AIM:
Print out every line, exactly as written.

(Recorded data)
┄┄┄┄┄┄┄┄┄┄┄┄┄┄┄┄┄┄┄┄

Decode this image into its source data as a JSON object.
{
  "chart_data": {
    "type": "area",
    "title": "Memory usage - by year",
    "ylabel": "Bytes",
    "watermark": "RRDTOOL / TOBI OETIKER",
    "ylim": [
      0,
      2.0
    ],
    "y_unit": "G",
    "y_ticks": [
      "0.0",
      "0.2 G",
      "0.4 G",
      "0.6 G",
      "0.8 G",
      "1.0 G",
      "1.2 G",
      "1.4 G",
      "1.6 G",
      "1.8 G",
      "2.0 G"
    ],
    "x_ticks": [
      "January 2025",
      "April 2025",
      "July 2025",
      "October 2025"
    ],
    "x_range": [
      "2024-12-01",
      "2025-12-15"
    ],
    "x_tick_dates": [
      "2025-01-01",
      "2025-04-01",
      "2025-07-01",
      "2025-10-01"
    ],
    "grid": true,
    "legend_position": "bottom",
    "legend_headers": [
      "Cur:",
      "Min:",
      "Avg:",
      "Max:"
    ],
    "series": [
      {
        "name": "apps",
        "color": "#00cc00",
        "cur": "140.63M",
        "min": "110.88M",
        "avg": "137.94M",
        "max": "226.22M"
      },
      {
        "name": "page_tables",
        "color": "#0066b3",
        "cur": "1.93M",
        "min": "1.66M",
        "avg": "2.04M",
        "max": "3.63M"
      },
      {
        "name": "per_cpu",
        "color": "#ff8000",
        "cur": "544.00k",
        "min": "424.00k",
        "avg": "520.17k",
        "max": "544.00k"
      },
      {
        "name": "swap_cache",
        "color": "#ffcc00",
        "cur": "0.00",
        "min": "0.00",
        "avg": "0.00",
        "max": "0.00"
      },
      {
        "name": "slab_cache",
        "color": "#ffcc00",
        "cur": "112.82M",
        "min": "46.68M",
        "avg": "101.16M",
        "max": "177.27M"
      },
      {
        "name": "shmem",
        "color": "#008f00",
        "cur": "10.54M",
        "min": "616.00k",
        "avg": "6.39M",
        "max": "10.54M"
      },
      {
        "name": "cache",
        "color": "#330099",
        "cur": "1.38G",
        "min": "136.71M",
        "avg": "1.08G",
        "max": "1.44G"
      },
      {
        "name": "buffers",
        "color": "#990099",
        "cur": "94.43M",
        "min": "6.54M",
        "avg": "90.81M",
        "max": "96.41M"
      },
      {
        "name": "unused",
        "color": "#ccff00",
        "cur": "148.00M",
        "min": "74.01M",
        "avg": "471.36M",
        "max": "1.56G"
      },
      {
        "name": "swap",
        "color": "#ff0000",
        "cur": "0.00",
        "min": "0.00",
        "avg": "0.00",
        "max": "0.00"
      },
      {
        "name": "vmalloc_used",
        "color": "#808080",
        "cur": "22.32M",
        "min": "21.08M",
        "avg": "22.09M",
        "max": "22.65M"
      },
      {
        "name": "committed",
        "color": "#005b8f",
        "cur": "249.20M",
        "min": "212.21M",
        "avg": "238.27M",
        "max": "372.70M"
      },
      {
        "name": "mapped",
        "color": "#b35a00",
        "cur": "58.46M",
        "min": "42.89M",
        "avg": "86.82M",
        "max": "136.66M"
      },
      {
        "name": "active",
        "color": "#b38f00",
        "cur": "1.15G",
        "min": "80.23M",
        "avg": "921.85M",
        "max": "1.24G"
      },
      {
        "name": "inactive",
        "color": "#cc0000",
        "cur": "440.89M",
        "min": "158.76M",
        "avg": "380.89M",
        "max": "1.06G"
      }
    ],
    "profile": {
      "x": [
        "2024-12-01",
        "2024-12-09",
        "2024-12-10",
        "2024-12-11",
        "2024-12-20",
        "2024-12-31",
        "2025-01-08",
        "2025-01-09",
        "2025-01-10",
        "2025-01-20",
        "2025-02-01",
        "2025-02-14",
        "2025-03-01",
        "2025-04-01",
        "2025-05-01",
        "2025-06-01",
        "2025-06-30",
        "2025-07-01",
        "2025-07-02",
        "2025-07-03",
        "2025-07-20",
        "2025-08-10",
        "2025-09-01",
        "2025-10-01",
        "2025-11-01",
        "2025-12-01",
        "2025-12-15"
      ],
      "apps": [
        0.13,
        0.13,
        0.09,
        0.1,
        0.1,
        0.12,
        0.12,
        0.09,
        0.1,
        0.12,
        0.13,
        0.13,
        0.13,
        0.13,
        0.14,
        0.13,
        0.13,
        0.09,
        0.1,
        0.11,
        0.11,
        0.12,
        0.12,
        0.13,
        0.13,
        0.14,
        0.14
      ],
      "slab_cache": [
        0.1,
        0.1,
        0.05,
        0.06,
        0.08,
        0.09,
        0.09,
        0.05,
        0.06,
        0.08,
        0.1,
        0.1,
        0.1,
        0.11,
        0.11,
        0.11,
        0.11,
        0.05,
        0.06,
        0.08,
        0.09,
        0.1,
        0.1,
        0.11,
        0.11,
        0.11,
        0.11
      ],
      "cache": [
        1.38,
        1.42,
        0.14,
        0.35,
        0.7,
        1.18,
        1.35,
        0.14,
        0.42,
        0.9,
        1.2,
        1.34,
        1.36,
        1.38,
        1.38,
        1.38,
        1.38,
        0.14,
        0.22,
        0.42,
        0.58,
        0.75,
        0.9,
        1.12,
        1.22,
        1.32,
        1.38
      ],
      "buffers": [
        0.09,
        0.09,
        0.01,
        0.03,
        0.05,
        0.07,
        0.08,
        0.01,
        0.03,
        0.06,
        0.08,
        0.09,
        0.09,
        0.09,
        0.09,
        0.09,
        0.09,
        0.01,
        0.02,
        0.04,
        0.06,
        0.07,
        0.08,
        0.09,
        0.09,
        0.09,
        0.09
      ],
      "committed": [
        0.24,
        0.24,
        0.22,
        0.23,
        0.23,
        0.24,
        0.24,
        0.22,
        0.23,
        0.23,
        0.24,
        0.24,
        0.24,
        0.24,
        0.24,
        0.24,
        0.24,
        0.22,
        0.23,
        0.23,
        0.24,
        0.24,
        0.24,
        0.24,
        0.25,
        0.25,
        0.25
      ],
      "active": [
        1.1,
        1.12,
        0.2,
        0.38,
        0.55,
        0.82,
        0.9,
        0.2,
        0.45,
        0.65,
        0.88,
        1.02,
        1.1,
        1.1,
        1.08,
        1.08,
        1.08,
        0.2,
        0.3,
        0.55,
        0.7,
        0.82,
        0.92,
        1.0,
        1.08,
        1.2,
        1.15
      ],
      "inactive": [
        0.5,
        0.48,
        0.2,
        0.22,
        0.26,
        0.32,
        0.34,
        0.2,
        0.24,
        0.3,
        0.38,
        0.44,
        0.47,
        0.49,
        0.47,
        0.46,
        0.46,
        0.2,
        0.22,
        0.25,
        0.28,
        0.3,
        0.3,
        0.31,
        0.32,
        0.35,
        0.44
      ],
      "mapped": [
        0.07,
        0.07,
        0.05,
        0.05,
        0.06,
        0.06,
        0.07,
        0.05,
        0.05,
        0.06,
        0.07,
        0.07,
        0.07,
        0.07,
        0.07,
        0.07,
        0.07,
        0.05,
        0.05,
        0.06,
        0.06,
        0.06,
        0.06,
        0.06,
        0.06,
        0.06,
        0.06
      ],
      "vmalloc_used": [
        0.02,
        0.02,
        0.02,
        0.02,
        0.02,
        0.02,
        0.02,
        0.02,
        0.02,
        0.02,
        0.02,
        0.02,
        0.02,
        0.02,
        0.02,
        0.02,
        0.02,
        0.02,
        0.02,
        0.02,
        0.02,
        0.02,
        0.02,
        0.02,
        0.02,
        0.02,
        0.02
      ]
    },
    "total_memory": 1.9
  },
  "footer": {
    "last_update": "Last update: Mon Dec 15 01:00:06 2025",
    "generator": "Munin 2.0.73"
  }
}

┄┄┄┄┄┄┄┄┄┄┄┄┄┄┄┄┄┄┄┄

PROBLEM SOLUTION:
Decode this image into its source data as a JSON object.
{
  "chart_data": {
    "type": "area",
    "title": "Memory usage - by year",
    "ylabel": "Bytes",
    "watermark": "RRDTOOL / TOBI OETIKER",
    "ylim": [
      0,
      2.0
    ],
    "y_unit": "G",
    "y_ticks": [
      "0.0",
      "0.2 G",
      "0.4 G",
      "0.6 G",
      "0.8 G",
      "1.0 G",
      "1.2 G",
      "1.4 G",
      "1.6 G",
      "1.8 G",
      "2.0 G"
    ],
    "x_ticks": [
      "January 2025",
      "April 2025",
      "July 2025",
      "October 2025"
    ],
    "x_range": [
      "2024-12-01",
      "2025-12-15"
    ],
    "x_tick_dates": [
      "2025-01-01",
      "2025-04-01",
      "2025-07-01",
      "2025-10-01"
    ],
    "grid": true,
    "legend_position": "bottom",
    "legend_headers": [
      "Cur:",
      "Min:",
      "Avg:",
      "Max:"
    ],
    "series": [
      {
        "name": "apps",
        "color": "#00cc00",
        "cur": "140.63M",
        "min": "110.88M",
        "avg": "137.94M",
        "max": "226.22M"
      },
      {
        "name": "page_tables",
        "color": "#0066b3",
        "cur": "1.93M",
        "min": "1.66M",
        "avg": "2.04M",
        "max": "3.63M"
      },
      {
        "name": "per_cpu",
        "color": "#ff8000",
        "cur": "544.00k",
        "min": "424.00k",
        "avg": "520.17k",
        "max": "544.00k"
      },
      {
        "name": "swap_cache",
        "color": "#ffcc00",
        "cur": "0.00",
        "min": "0.00",
        "avg": "0.00",
        "max": "0.00"
      },
      {
        "name": "slab_cache",
        "color": "#ffcc00",
        "cur": "112.82M",
        "min": "46.68M",
        "avg": "101.16M",
        "max": "177.27M"
      },
      {
        "name": "shmem",
        "color": "#008f00",
        "cur": "10.54M",
        "min": "616.00k",
        "avg": "6.39M",
        "max": "10.54M"
      },
      {
        "name": "cache",
        "color": "#330099",
        "cur": "1.38G",
        "min": "136.71M",
        "avg": "1.08G",
        "max": "1.44G"
      },
      {
        "name": "buffers",
        "color": "#990099",
        "cur": "94.43M",
        "min": "6.54M",
        "avg": "90.81M",
        "max": "96.41M"
      },
      {
        "name": "unused",
        "color": "#ccff00",
        "cur": "148.00M",
        "min": "74.01M",
        "avg": "471.36M",
        "max": "1.56G"
      },
      {
        "name": "swap",
        "color": "#ff0000",
        "cur": "0.00",
        "min": "0.00",
        "avg": "0.00",
        "max": "0.00"
      },
      {
        "name": "vmalloc_used",
        "color": "#808080",
        "cur": "22.32M",
        "min": "21.08M",
        "avg": "22.09M",
        "max": "22.65M"
      },
      {
        "name": "committed",
        "color": "#005b8f",
        "cur": "249.20M",
        "min": "212.21M",
        "avg": "238.27M",
        "max": "372.70M"
      },
      {
        "name": "mapped",
        "color": "#b35a00",
        "cur": "58.46M",
        "min": "42.89M",
        "avg": "86.82M",
        "max": "136.66M"
      },
      {
        "name": "active",
        "color": "#b38f00",
        "cur": "1.15G",
        "min": "80.23M",
        "avg": "921.85M",
        "max": "1.24G"
      },
      {
        "name": "inactive",
        "color": "#cc0000",
        "cur": "440.89M",
        "min": "158.76M",
        "avg": "380.89M",
        "max": "1.06G"
      }
    ],
    "profile": {
      "x": [
        "2024-12-01",
        "2024-12-09",
        "2024-12-10",
        "2024-12-11",
        "2024-12-20",
        "2024-12-31",
        "2025-01-08",
        "2025-01-09",
        "2025-01-10",
        "2025-01-20",
        "2025-02-01",
        "2025-02-14",
        "2025-03-01",
        "2025-04-01",
        "2025-05-01",
        "2025-06-01",
        "2025-06-30",
        "2025-07-01",
        "2025-07-02",
        "2025-07-03",
        "2025-07-20",
        "2025-08-10",
        "2025-09-01",
        "2025-10-01",
        "2025-11-01",
        "2025-12-01",
        "2025-12-15"
      ],
      "apps": [
        0.13,
        0.13,
        0.09,
        0.1,
        0.1,
        0.12,
        0.12,
        0.09,
        0.1,
        0.12,
        0.13,
        0.13,
        0.13,
        0.13,
        0.14,
        0.13,
        0.13,
        0.09,
        0.1,
        0.11,
        0.11,
        0.12,
        0.12,
        0.13,
        0.13,
        0.14,
        0.14
      ],
      "slab_cache": [
        0.1,
        0.1,
        0.05,
        0.06,
        0.08,
        0.09,
        0.09,
        0.05,
        0.06,
        0.08,
        0.1,
        0.1,
        0.1,
        0.11,
        0.11,
        0.11,
        0.11,
        0.05,
        0.06,
        0.08,
        0.09,
        0.1,
        0.1,
        0.11,
        0.11,
        0.11,
        0.11
      ],
      "cache": [
        1.38,
        1.42,
        0.14,
        0.35,
        0.7,
        1.18,
        1.35,
        0.14,
        0.42,
        0.9,
        1.2,
        1.34,
        1.36,
        1.38,
        1.38,
        1.38,
        1.38,
        0.14,
        0.22,
        0.42,
        0.58,
        0.75,
        0.9,
        1.12,
        1.22,
        1.32,
        1.38
      ],
      "buffers": [
        0.09,
        0.09,
        0.01,
        0.03,
        0.05,
        0.07,
        0.08,
        0.01,
        0.03,
        0.06,
        0.08,
        0.09,
        0.09,
        0.09,
        0.09,
        0.09,
        0.09,
        0.01,
        0.02,
        0.04,
        0.06,
        0.07,
        0.08,
        0.09,
        0.09,
        0.09,
        0.09
      ],
      "committed": [
        0.24,
        0.24,
        0.22,
        0.23,
        0.23,
        0.24,
        0.24,
        0.22,
        0.23,
        0.23,
        0.24,
        0.24,
        0.24,
        0.24,
        0.24,
        0.24,
        0.24,
        0.22,
        0.23,
        0.23,
        0.24,
        0.24,
        0.24,
        0.24,
        0.25,
        0.25,
        0.25
      ],
      "active": [
        1.1,
        1.12,
        0.2,
        0.38,
        0.55,
        0.82,
        0.9,
        0.2,
        0.45,
        0.65,
        0.88,
        1.02,
        1.1,
        1.1,
        1.08,
        1.08,
        1.08,
        0.2,
        0.3,
        0.55,
        0.7,
        0.82,
        0.92,
        1.0,
        1.08,
        1.2,
        1.15
      ],
      "inactive": [
        0.5,
        0.48,
        0.2,
        0.22,
        0.26,
        0.32,
        0.34,
        0.2,
        0.24,
        0.3,
        0.38,
        0.44,
        0.47,
        0.49,
        0.47,
        0.46,
        0.46,
        0.2,
        0.22,
        0.25,
        0.28,
        0.3,
        0.3,
        0.31,
        0.32,
        0.35,
        0.44
      ],
      "mapped": [
        0.07,
        0.07,
        0.05,
        0.05,
        0.06,
        0.06,
        0.07,
        0.05,
        0.05,
        0.06,
        0.07,
        0.07,
        0.07,
        0.07,
        0.07,
        0.07,
        0.07,
        0.05,
        0.05,
        0.06,
        0.06,
        0.06,
        0.06,
        0.06,
        0.06,
        0.06,
        0.06
      ],
      "vmalloc_used": [
        0.02,
        0.02,
        0.02,
        0.02,
        0.02,
        0.02,
        0.02,
        0.02,
        0.02,
        0.02,
        0.02,
        0.02,
        0.02,
        0.02,
        0.02,
        0.02,
        0.02,
        0.02,
        0.02,
        0.02,
        0.02,
        0.02,
        0.02,
        0.02,
        0.02,
        0.02,
        0.02
      ]
    },
    "total_memory": 1.9
  },
  "footer": {
    "last_update": "Last update: Mon Dec 15 01:00:06 2025",
    "generator": "Munin 2.0.73"
  }
}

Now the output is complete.